**** TRECHO

A decisão nacional ocorreu em reunião do CNG-Andes do dia 23/06. Ali, partindo-se dos relatos e atas das Assembleias Gerais (AGs) ocorridas nas universidades em consulta sobre a proposta apresentada na mesa de negociação de 14/06: 29 AGs foram favoráveis à assinatura do acordo; 21 contrárias e 11 abstiveram-se ou não chegaram a tomar posição (em parte por não saberem no momento qual seria o teor completo do acordo, já que o MGI demorou mais de uma semana para publicizar a minuta do mesmo). Com base nisso, delegações de comandos locais de greve (CLG) presentes no CNG votaram pela assinatura do acordo (18 a 11, com 6 abstenções). As delegações também decidiram por encerrar a greve coletiva e nacionalmente (22 a 12; 1 abstenção), corroborando também os relatos/atas das AGs (33 a 20 e 9 abstenções).
Docentes dos Institutos Federais, representados pelo CNG do Sinasefe, no mesmo dia também decidiram assinar o acordo (89 a 15 e 6 abstenções) e encerrar sua greve (98 a 6, com 9 abstenções) por ampla maioria. O mesmo acabou ocorrendo na plenária do CNG da Fasubra.
2. VALEU A PENA?

********
**** INFORMAÇÕES FORNECIDAS

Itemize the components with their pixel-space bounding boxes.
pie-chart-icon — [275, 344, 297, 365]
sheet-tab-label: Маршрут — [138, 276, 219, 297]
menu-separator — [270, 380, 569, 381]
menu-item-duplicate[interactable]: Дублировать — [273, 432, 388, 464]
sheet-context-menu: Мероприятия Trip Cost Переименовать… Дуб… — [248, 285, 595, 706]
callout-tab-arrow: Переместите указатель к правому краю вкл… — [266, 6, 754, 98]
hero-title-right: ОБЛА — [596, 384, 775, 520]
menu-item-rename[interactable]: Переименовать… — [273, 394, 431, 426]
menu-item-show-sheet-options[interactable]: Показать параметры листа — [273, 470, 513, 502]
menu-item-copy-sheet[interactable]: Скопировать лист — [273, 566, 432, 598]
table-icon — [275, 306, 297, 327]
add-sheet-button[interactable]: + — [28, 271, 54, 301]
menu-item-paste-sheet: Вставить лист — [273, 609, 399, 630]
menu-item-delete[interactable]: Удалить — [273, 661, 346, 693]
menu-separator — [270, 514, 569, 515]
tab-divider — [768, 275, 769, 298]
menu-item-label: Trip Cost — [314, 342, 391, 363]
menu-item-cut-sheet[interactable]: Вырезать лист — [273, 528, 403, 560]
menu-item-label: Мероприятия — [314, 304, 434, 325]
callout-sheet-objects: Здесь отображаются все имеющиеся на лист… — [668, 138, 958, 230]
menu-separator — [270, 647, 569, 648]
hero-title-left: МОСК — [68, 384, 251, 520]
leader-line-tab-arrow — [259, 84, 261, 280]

********

=== TAREFAS A CUMPRIR ===
1. Reescreva a parte do trecho sobre o fim da greve docente que vai de "Docentes dos Institutos" até "CNG da Fasubra.", inclusive, trocando "plenária" por "assembleia".
2. Liste todos os placares de votação no formato "número a número" que aparecem no trecho sobre o fim da greve docente.
3. Dê sequência ao trecho sobre o fim da greve docente a partir da última linha mostrada.

=== RESPOSTAS EM ORDEM ===
1.
Docentes dos Institutos Federais, representados pelo CNG do Sinasefe, no mesmo dia também decidiram assinar o acordo (89 a 15 e 6 abstenções) e encerrar sua greve (98 a 6, com 9 abstenções) por ampla maioria. O mesmo acabou ocorrendo na assembleia do CNG da Fasubra.

2. 18 a 11; 22 a 12; 33 a 20; 89 a 15; 98 a 6

3.
A greve levou à suspensão das atividades acadêmicas em todo o país, não apenas de ensino, mas mesmo parte das pesquisas, das tarefas administrativas e até da extensão – sempre procurando preservar as atividades essenciais. Paralisações trazem consigo, naturalmente, contratempos e reveses à toda comunidade universitária. Mesmo assim, a greve contou com solidariedade e apoio de boa parte dos estudantes. Na Unifesp e na maioria das demais universidades do país, os discentes optaram por organizar suas próprias greves com pautas próprias (verbas da assistência/permanência estudantil, transporte, infraestrutura etc.).
Resistência ao movimento acabaram ocorrendo por parcelas – em geral minoritárias ou ao menos pouco ativas – da categoria docente, já que a descontinuidade do semestre letivo sempre gera tensionamentos. E agora que docentes e alunos terão de repor aulas e demais atividades, perder parte de suas férias, muitos se perguntam se valeu a pena o esforço de mobilização e negociação.
A resposta é inequivocamente positiva: por um lado, a greve trouxe resultados salariais e orçamentários palpáveis que embora modestos não são desprezíveis, por outro ela teve um saldo político e organizativo importante – que deve ter consequências no futuro da luta coletiva em defesa da carreira docente e da própria universidade.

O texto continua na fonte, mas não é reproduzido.